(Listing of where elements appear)
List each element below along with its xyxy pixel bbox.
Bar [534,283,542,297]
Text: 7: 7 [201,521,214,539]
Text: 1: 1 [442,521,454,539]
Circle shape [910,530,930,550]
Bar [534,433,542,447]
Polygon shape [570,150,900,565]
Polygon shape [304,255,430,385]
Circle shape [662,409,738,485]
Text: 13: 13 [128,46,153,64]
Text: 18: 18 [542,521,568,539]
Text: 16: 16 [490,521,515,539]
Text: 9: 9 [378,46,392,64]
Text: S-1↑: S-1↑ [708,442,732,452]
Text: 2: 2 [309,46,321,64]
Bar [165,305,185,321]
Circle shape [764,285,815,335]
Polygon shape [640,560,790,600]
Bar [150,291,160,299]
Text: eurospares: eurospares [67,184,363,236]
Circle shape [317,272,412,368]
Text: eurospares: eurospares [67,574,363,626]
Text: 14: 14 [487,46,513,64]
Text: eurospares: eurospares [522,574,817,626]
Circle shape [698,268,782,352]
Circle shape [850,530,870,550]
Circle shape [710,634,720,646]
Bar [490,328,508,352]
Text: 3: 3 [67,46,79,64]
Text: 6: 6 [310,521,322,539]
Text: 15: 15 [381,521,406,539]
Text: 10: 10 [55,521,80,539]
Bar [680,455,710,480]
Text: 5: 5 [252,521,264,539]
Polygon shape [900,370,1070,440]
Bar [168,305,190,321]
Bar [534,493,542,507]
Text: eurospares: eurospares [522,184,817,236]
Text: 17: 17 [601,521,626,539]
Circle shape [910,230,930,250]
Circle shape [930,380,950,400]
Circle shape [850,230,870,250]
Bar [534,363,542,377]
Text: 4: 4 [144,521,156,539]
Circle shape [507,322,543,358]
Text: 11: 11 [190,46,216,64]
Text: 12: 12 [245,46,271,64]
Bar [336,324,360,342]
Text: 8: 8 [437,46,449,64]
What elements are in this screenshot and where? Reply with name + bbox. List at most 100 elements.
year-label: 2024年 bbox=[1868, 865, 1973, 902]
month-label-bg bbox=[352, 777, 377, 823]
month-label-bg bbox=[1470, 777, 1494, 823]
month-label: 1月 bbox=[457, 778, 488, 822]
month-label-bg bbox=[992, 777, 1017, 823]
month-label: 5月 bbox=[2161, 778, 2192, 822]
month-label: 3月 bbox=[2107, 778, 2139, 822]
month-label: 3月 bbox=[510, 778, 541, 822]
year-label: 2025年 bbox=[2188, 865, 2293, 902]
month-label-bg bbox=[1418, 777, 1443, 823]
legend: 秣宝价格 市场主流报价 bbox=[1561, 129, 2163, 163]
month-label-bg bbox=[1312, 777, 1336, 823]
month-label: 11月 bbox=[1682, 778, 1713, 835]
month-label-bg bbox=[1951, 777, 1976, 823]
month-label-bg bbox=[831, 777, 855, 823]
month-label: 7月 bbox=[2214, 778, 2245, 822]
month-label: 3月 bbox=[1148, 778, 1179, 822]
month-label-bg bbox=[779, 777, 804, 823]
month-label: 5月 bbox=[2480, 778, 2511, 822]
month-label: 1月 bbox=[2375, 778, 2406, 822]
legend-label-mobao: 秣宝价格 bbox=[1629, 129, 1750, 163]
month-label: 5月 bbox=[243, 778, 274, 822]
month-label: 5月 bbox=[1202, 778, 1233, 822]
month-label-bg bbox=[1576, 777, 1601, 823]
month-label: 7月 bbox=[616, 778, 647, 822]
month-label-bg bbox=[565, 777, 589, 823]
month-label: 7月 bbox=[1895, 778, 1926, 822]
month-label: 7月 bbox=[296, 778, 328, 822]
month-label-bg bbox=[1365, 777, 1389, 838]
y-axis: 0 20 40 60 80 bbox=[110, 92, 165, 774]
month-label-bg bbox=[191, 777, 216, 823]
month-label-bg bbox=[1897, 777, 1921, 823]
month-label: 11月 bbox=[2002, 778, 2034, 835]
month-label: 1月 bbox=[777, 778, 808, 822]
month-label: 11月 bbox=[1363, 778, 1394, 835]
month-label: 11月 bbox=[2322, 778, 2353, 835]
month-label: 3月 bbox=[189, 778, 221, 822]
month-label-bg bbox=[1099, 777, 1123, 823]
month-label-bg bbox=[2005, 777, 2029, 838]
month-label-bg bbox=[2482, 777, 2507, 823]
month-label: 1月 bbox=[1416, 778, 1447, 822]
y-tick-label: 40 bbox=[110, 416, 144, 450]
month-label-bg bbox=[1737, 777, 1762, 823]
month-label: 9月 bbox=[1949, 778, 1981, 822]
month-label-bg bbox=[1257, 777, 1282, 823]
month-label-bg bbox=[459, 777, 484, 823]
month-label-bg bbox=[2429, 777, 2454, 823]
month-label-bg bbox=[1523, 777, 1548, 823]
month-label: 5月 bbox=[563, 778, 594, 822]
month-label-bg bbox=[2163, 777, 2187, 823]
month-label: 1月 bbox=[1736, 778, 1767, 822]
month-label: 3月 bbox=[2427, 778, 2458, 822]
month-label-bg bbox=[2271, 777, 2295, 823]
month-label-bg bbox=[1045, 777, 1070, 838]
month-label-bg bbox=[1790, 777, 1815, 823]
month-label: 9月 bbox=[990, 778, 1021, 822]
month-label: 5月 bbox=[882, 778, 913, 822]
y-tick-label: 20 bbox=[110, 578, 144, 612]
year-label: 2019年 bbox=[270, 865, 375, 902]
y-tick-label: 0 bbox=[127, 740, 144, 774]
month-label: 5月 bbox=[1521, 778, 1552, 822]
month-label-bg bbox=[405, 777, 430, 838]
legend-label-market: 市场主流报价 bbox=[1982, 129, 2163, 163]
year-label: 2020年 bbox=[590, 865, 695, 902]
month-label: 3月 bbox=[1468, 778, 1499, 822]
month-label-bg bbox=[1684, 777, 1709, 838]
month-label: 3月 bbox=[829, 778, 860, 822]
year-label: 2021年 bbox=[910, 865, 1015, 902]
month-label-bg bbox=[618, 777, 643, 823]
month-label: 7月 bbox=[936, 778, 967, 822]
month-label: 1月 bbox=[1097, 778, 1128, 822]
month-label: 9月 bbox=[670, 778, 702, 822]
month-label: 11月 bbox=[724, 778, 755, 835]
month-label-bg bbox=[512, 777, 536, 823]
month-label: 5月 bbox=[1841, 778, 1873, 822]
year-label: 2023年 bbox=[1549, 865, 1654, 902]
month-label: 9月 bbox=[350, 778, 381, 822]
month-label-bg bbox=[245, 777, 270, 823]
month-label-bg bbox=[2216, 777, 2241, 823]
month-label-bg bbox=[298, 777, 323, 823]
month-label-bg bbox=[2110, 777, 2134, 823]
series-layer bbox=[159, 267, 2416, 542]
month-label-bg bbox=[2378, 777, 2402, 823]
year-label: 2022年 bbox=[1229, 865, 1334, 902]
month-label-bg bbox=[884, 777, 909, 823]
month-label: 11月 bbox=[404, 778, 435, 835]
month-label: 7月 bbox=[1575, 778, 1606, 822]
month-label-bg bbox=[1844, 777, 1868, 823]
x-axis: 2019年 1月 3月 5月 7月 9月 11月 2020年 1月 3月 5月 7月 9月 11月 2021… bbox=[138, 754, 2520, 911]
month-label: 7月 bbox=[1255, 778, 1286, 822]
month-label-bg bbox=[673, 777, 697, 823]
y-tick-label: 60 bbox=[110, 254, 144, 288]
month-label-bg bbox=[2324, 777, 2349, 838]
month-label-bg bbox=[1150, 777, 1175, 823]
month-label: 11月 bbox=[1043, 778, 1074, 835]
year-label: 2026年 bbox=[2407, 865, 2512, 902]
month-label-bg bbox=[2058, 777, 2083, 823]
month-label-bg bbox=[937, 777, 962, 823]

What to produce ▸ Count the lines in the listing that contain the string "eurospares", matching case exactly, and give only that number.

Solved problem ▸ 4